/---

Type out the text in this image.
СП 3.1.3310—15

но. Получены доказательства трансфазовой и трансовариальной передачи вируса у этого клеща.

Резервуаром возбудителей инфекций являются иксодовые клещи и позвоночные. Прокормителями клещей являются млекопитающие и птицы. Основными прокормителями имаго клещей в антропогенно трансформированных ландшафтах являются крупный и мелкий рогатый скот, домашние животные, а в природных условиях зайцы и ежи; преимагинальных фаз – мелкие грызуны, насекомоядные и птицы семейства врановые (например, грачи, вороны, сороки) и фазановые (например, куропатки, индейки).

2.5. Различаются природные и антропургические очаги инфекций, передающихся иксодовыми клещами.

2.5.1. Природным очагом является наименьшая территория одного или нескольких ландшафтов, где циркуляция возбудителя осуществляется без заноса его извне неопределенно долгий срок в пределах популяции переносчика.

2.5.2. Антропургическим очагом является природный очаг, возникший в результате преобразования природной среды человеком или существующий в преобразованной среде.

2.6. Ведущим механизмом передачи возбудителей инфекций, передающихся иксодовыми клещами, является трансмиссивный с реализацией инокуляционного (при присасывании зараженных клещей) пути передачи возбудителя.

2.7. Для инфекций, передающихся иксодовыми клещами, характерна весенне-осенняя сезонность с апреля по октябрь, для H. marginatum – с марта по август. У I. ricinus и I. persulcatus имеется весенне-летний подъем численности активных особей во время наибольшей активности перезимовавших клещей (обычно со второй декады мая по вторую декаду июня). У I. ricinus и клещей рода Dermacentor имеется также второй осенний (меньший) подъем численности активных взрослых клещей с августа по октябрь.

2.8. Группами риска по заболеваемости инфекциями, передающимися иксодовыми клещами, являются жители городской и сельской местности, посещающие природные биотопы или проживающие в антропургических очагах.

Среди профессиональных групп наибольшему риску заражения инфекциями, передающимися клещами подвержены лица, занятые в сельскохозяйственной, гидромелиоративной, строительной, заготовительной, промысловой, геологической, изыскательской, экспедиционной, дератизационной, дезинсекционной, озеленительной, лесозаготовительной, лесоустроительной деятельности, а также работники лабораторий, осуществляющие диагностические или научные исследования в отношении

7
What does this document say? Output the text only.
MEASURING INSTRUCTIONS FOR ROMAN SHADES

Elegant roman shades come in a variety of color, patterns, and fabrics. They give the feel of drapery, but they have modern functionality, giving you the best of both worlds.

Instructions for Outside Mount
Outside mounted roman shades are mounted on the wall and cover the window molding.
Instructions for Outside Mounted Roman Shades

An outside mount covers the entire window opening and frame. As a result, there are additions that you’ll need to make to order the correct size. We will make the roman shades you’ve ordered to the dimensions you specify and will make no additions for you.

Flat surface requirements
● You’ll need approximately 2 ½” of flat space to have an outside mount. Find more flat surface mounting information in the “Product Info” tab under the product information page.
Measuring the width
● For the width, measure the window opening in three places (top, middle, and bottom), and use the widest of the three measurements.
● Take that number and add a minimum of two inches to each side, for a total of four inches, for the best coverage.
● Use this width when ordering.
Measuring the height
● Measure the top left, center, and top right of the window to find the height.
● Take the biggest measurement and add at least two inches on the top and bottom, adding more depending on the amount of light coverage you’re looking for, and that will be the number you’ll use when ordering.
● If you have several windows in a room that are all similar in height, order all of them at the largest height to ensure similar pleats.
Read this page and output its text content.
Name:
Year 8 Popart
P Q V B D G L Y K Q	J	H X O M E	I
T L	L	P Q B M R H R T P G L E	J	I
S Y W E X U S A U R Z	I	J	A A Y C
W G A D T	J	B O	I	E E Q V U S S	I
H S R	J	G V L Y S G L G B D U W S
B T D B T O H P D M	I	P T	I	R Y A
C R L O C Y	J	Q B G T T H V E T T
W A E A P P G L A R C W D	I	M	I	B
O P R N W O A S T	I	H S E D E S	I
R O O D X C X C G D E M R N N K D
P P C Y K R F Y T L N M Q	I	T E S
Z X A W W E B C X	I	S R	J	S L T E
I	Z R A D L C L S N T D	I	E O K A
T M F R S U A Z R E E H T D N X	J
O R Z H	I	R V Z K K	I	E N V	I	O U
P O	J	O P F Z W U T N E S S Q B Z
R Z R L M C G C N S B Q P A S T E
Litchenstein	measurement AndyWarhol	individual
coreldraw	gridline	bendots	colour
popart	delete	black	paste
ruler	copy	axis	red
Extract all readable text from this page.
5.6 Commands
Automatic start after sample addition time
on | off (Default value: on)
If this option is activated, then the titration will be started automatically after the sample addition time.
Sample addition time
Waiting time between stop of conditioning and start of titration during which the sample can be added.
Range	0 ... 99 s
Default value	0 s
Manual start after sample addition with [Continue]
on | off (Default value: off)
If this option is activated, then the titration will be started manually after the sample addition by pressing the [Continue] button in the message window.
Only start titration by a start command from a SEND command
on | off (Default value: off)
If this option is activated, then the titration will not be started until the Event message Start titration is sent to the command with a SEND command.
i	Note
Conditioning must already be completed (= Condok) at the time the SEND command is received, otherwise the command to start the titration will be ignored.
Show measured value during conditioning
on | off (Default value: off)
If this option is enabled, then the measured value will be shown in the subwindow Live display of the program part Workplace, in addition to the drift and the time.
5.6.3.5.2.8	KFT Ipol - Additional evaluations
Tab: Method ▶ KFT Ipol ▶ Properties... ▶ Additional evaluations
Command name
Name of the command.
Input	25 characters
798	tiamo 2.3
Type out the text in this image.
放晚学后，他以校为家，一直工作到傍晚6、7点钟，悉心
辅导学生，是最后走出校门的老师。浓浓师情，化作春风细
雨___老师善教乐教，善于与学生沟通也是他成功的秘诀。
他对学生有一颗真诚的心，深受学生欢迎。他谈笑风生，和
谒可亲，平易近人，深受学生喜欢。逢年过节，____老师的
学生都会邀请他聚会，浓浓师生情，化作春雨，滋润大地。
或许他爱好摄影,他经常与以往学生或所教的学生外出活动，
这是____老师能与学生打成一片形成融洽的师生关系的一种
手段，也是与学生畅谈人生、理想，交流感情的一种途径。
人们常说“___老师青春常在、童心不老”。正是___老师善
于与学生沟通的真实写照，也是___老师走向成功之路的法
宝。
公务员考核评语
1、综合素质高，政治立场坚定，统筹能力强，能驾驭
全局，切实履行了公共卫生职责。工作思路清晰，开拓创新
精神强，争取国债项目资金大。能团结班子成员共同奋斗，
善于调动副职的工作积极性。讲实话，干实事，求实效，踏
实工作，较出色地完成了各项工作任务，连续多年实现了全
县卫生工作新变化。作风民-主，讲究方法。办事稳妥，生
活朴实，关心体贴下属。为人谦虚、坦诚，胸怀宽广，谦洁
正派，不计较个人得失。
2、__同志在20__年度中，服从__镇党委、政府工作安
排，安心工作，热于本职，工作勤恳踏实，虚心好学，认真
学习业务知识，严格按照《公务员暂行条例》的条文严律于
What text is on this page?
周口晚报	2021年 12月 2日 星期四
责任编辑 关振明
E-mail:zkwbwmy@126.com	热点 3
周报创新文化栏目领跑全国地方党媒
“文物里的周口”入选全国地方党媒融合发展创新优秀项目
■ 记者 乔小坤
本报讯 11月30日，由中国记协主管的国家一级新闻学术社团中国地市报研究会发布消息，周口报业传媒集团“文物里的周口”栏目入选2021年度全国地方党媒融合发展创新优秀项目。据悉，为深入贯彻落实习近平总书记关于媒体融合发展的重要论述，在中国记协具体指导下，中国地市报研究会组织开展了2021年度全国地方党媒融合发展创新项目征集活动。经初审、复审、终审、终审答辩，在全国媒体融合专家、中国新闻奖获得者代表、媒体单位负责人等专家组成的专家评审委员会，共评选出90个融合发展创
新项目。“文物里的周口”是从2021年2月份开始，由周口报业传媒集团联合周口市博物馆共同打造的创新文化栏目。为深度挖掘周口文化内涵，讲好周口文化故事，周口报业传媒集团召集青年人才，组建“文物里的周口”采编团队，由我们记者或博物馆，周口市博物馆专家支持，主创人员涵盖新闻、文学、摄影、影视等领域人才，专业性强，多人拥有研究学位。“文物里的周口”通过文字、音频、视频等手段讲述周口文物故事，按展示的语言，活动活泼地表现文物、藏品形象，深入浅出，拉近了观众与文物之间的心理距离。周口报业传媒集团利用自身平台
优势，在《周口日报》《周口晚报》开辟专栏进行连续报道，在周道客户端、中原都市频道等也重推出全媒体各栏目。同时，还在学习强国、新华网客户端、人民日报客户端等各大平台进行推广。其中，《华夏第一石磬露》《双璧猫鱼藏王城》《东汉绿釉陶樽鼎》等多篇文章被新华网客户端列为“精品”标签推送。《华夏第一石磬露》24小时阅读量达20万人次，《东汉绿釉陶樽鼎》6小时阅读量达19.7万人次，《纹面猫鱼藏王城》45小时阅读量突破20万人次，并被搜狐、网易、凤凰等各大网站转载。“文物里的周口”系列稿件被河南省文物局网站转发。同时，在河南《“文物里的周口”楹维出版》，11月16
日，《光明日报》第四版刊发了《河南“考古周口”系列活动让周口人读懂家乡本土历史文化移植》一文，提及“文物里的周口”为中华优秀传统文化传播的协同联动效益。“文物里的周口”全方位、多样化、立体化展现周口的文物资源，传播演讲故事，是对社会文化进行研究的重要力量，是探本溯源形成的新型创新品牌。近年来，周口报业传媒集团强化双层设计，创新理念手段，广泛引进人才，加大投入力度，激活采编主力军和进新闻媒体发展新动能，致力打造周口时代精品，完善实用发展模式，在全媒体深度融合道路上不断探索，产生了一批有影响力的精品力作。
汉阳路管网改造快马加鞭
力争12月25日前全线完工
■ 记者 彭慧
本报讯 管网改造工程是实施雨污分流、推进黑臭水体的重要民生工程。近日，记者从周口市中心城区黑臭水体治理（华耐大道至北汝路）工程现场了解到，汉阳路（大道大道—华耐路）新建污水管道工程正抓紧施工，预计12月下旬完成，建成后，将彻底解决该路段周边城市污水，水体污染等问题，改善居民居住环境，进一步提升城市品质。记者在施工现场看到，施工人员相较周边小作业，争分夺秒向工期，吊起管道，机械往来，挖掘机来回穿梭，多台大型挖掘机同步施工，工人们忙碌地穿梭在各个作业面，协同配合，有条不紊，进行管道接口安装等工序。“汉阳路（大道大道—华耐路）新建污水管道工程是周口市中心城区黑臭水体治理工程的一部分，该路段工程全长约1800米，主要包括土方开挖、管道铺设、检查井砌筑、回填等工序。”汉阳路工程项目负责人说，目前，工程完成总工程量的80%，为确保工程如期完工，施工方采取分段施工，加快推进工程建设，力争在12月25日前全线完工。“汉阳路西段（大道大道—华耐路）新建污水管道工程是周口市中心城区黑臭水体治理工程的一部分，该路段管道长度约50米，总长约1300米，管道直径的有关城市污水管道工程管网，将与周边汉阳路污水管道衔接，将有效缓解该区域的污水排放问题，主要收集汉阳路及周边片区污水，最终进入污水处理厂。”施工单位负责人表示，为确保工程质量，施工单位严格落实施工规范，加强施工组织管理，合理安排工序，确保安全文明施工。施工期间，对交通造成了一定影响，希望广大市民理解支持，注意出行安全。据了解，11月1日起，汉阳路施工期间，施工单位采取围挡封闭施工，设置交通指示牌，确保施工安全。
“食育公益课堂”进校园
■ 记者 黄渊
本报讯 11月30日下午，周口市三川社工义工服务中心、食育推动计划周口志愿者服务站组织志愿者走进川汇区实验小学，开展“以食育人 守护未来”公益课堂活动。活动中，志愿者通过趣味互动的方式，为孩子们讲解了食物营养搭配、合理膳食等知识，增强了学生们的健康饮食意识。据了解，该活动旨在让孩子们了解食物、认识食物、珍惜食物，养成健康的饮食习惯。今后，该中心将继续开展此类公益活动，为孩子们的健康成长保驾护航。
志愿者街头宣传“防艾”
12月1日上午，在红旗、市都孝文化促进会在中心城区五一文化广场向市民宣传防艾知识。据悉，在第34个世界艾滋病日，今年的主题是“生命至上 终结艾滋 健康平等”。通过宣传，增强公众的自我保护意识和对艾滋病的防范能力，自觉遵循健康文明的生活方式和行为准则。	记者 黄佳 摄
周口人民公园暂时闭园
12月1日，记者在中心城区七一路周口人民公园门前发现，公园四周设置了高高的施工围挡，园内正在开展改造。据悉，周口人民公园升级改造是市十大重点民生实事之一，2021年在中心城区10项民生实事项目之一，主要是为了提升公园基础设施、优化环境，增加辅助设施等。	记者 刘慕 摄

\---

The task: Locate each line containing the string "with" and show it.

Full solution:
Manual start after sample addition with [Continue]
If this option is activated, then the titration will not be started until the Event message Start titration is sent to the command with a SEND command.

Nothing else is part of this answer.